**What needs to be done**
List all lines of the data that include the string "Sito".
== Records for the task
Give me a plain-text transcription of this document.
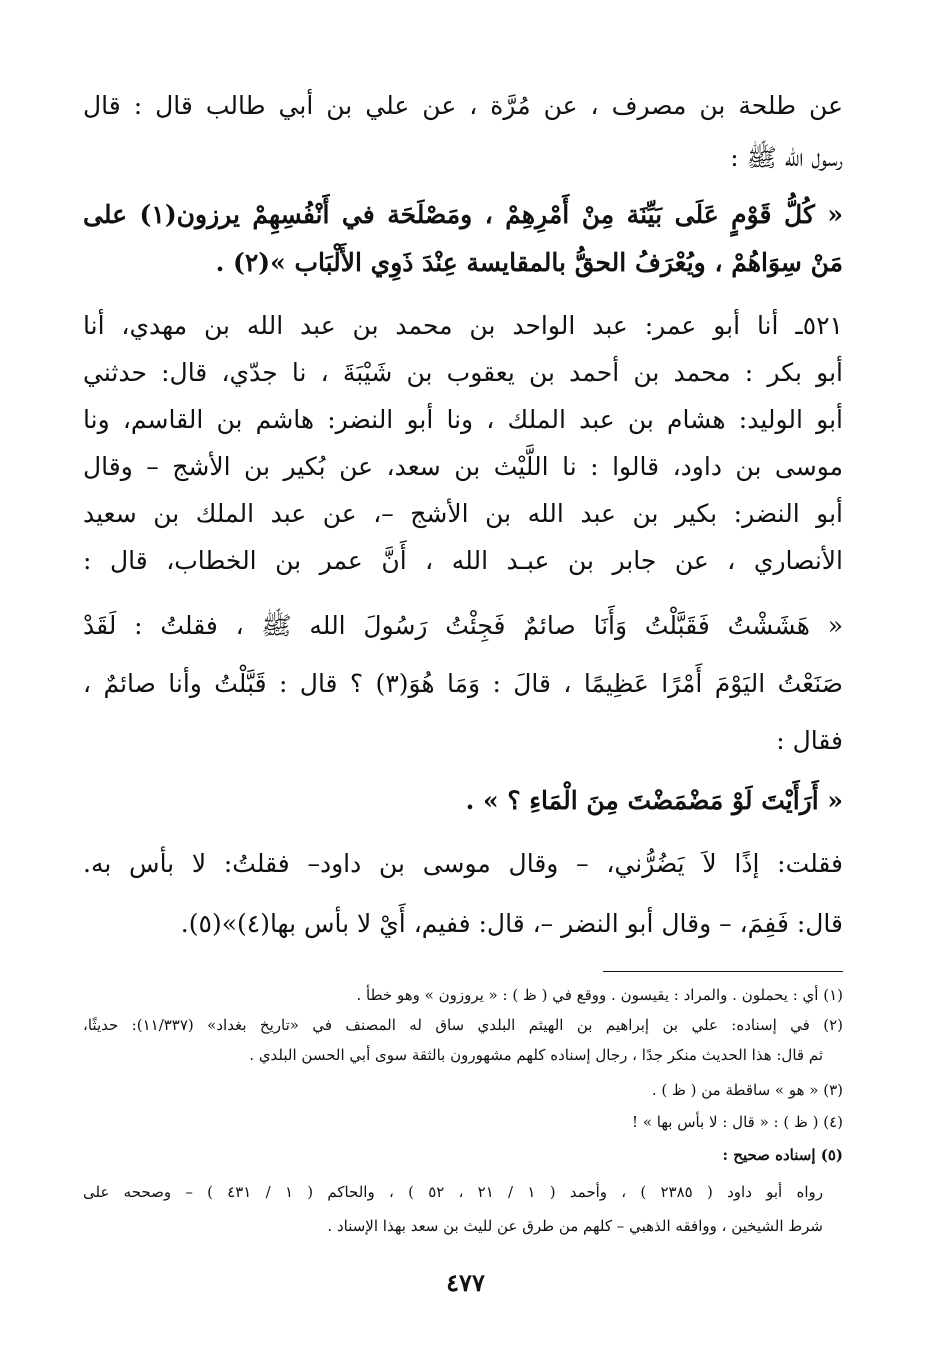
عن طلحة بن مصرف ، عن مُرَّة ، عن علي بن أبي طالب قال : قال
رسول الله ﷺ :
« كُلُّ قَوْمٍ عَلَى بَيِّنَة مِنْ أَمْرِهِمْ ، ومَصْلَحَة في أَنْفُسِهِمْ يرزون(١) على
مَنْ سِوَاهُمْ ، ويُعْرَفُ الحقُّ بالمقايسة عِنْدَ ذَوِي الأَلْبَاب »(٢) .
٥٢١ـ أنا أبو عمر: عبد الواحد بن محمد بن عبد الله بن مهدي، أنا
أبو بكر : محمد بن أحمد بن يعقوب بن شَيْبَةَ ، نا جدّي، قال: حدثني
أبو الوليد: هشام بن عبد الملك ، ونا أبو النضر: هاشم بن القاسم، ونا
موسى بن داود، قالوا : نا اللَّيْث بن سعد، عن بُكير بن الأشج – وقال
أبو النضر: بكير بن عبد الله بن الأشج –، عن عبد الملك بن سعيد
الأنصاري ، عن جابر بن عبـد الله ، أَنَّ عمر بن الخطاب، قال :
« هَشَشْتُ فَقَبَّلْتُ وَأَنَا صائمٌ فَجِئْتُ رَسُولَ الله ﷺ ، فقلتُ : لَقَدْ
صَنَعْتُ اليَوْمَ أَمْرًا عَظِيمًا ، قالَ : وَمَا هُوَ(٣) ؟ قال : قَبَّلْتُ وأنا صائمٌ ،
فقال :
« أَرَأَيْتَ لَوْ مَضْمَضْتَ مِنَ الْمَاءِ ؟ » .
فقلت: إذًا لاَ يَضُرُّني، – وقال موسى بن داود– فقلتُ: لا بأس به.
قال: فَفِمَ، – وقال أبو النضر –، قال: ففيم، أَيْ لا بأس بها(٤)»(٥).
(١) أي : يحملون . والمراد : يقيسون . ووقع في ( ظ ) : « يروزون » وهو خطأ .
(٢) في إسناده: علي بن إبراهيم بن الهيثم البلدي ساق له المصنف في «تاريخ بغداد» (١١/٣٣٧): حديثًا،
ثم قال: هذا الحديث منكر جدًا ، رجال إسناده كلهم مشهورون بالثقة سوى أبي الحسن البلدي .
(٣) « هو » ساقطة من ( ظ ) .
(٤) ( ظ ) : « قال : لا بأس بها » !
(٥) إسناده صحيح :
رواه أبو داود ( ٢٣٨٥ ) ، وأحمد ( ١ / ٢١ ، ٥٢ ) ، والحاكم ( ١ / ٤٣١ ) – وصححه على
شرط الشيخين ، ووافقه الذهبي – كلهم من طرق عن لليث بن سعد بهذا الإسناد .
٤٧٧
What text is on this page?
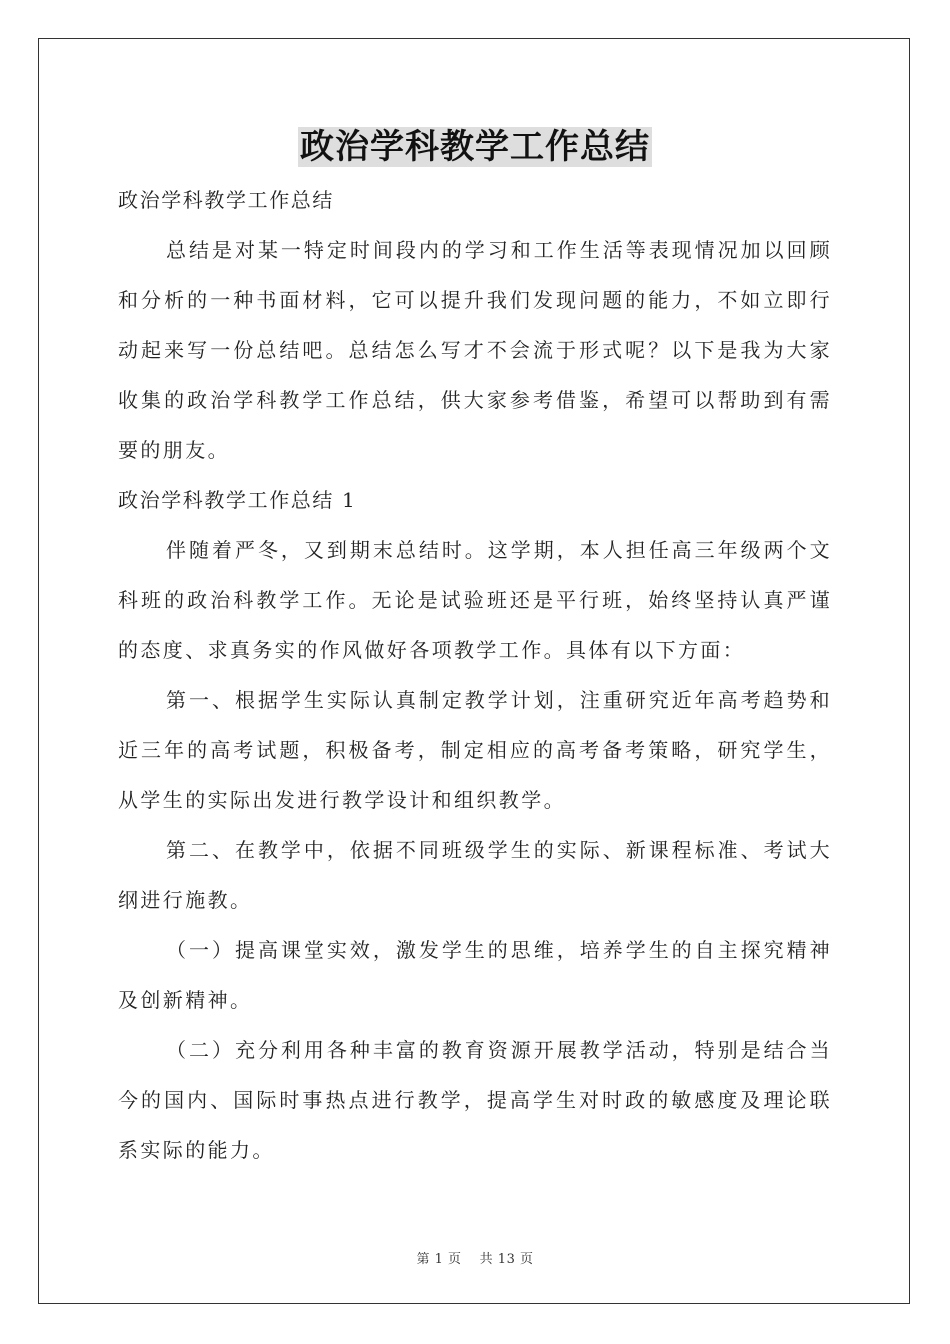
政治学科教学工作总结

政治学科教学工作总结

总结是对某一特定时间段内的学习和工作生活等表现情况加以回顾和分析的一种书面材料，它可以提升我们发现问题的能力，不如立即行动起来写一份总结吧。总结怎么写才不会流于形式呢？以下是我为大家收集的政治学科教学工作总结，供大家参考借鉴，希望可以帮助到有需要的朋友。

政治学科教学工作总结 1

伴随着严冬，又到期末总结时。这学期，本人担任高三年级两个文科班的政治科教学工作。无论是试验班还是平行班，始终坚持认真严谨的态度、求真务实的作风做好各项教学工作。具体有以下方面：

第一、根据学生实际认真制定教学计划，注重研究近年高考趋势和近三年的高考试题，积极备考，制定相应的高考备考策略，研究学生，从学生的实际出发进行教学设计和组织教学。

第二、在教学中，依据不同班级学生的实际、新课程标准、考试大纲进行施教。

（一）提高课堂实效，激发学生的思维，培养学生的自主探究精神及创新精神。

（二）充分利用各种丰富的教育资源开展教学活动，特别是结合当今的国内、国际时事热点进行教学，提高学生对时政的敏感度及理论联系实际的能力。

第 1 页　 共 13 页
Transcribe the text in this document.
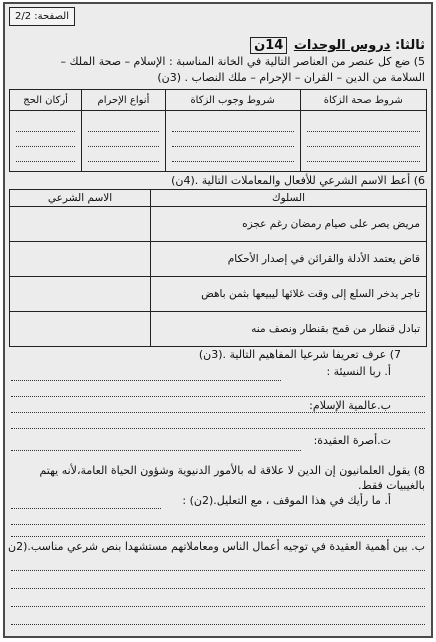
الصفحة: 2/2
ثالثا: دروس الوحدات 14ن
5) ضع كل عنصر من العناصر التالية في الخانة المناسبة : الإسلام – صحة الملك –
السلامة من الدين – القران – الإحرام – ملك النصاب . (3ن)
شروط صحة الزكاة	شروط وجوب الزكاة	أنواع الإحرام	أركان الحج

6) أعط الاسم الشرعي للأفعال والمعاملات التالية .(4ن)
السلوك	الاسم الشرعي
مريض يصر على صيام رمضان رغم عجزه	
قاض يعتمد الأدلة والقرائن في إصدار الأحكام	
تاجر يدخر السلع إلى وقت غلائها ليبيعها بثمن باهض	
تبادل قنطار من قمح بقنطار ونصف منه	
7) عرف تعريفا شرعيا المفاهيم التالية .(3ن)
أ. ربا النسيئة :
ب.عالمية الإسلام:
ت.أصرة العقيدة:
8) يقول العلمانيون إن الدين لا علاقة له بالأمور الدنيوية وشؤون الحياة العامة،لأنه يهتم
بالغيبيات فقط.
أ. ما رأيك في هذا الموقف ، مع التعليل.(2ن) :
ب. بين أهمية العقيدة في توجيه أعمال الناس ومعاملاتهم مستشهدا بنص شرعي مناسب.(2ن
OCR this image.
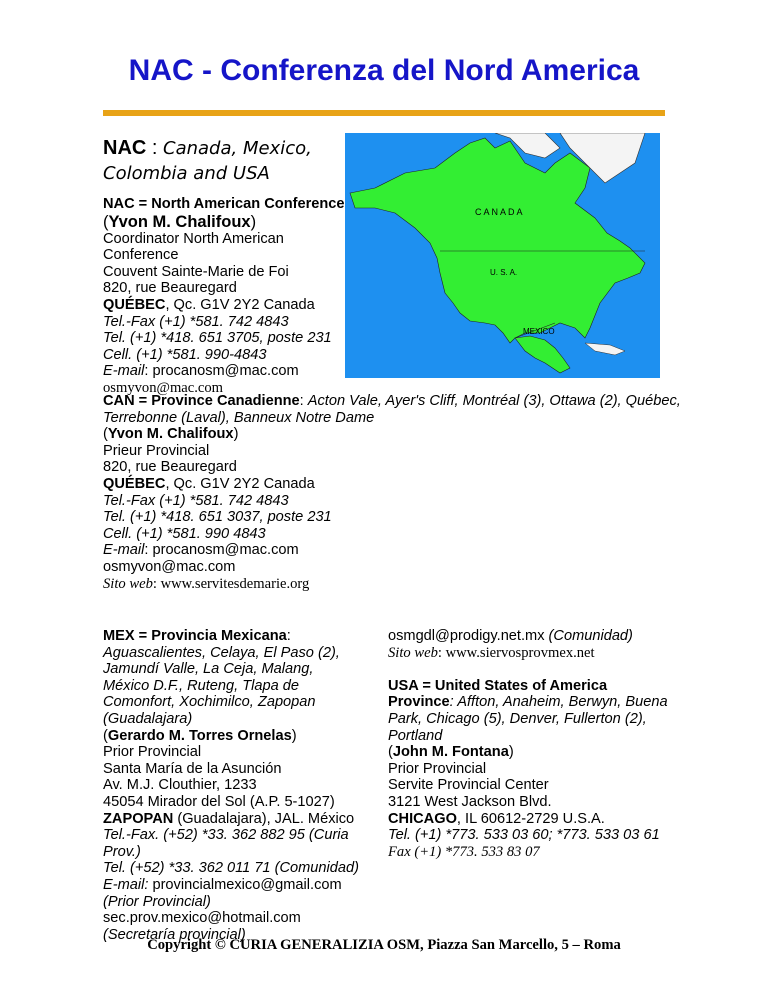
NAC - Conferenza del Nord America
NAC : Canada, Mexico, Colombia and USA
NAC = North American Conference
(Yvon M. Chalifoux)
Coordinator North American Conference
Couvent Sainte-Marie de Foi
820, rue Beauregard
QUÉBEC, Qc. G1V 2Y2 Canada
Tel.-Fax (+1) *581. 742 4843
Tel. (+1) *418. 651 3705, poste 231
Cell. (+1) *581. 990-4843
E-mail: procanosm@mac.com
osmyvon@mac.com
CANADA
U. S. A.
MEXICO
CAN = Province Canadienne: Acton Vale, Ayer's Cliff, Montréal (3), Ottawa (2), Québec, Terrebonne (Laval), Banneux Notre Dame
(Yvon M. Chalifoux)
Prieur Provincial
820, rue Beauregard
QUÉBEC, Qc. G1V 2Y2 Canada
Tel.-Fax (+1) *581. 742 4843
Tel. (+1) *418. 651 3037, poste 231
Cell. (+1) *581. 990 4843
E-mail: procanosm@mac.com
osmyvon@mac.com
Sito web: www.servitesdemarie.org
MEX = Provincia Mexicana:
Aguascalientes, Celaya, El Paso (2), Jamundí Valle, La Ceja, Malang, México D.F., Ruteng, Tlapa de Comonfort, Xochimilco, Zapopan (Guadalajara)
(Gerardo M. Torres Ornelas)
Prior Provincial
Santa María de la Asunción
Av. M.J. Clouthier, 1233
45054 Mirador del Sol (A.P. 5-1027)
ZAPOPAN (Guadalajara), JAL. México
Tel.-Fax. (+52) *33. 362 882 95 (Curia Prov.)
Tel. (+52) *33. 362 011 71 (Comunidad)
E-mail: provincialmexico@gmail.com
(Prior Provincial)
sec.prov.mexico@hotmail.com
(Secretaría provincial)
osmgdl@prodigy.net.mx (Comunidad)
Sito web: www.siervosprovmex.net
USA = United States of America
Province: Affton, Anaheim, Berwyn, Buena Park, Chicago (5), Denver, Fullerton (2), Portland
(John M. Fontana)
Prior Provincial
Servite Provincial Center
3121 West Jackson Blvd.
CHICAGO, IL 60612-2729 U.S.A.
Tel. (+1) *773. 533 03 60; *773. 533 03 61
Fax (+1) *773. 533 83 07
Copyright © CURIA GENERALIZIA OSM, Piazza San Marcello, 5 – Roma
====
**Problem solution**
Sito web: www.servitesdemarie.org
Sito web: www.siervosprovmex.net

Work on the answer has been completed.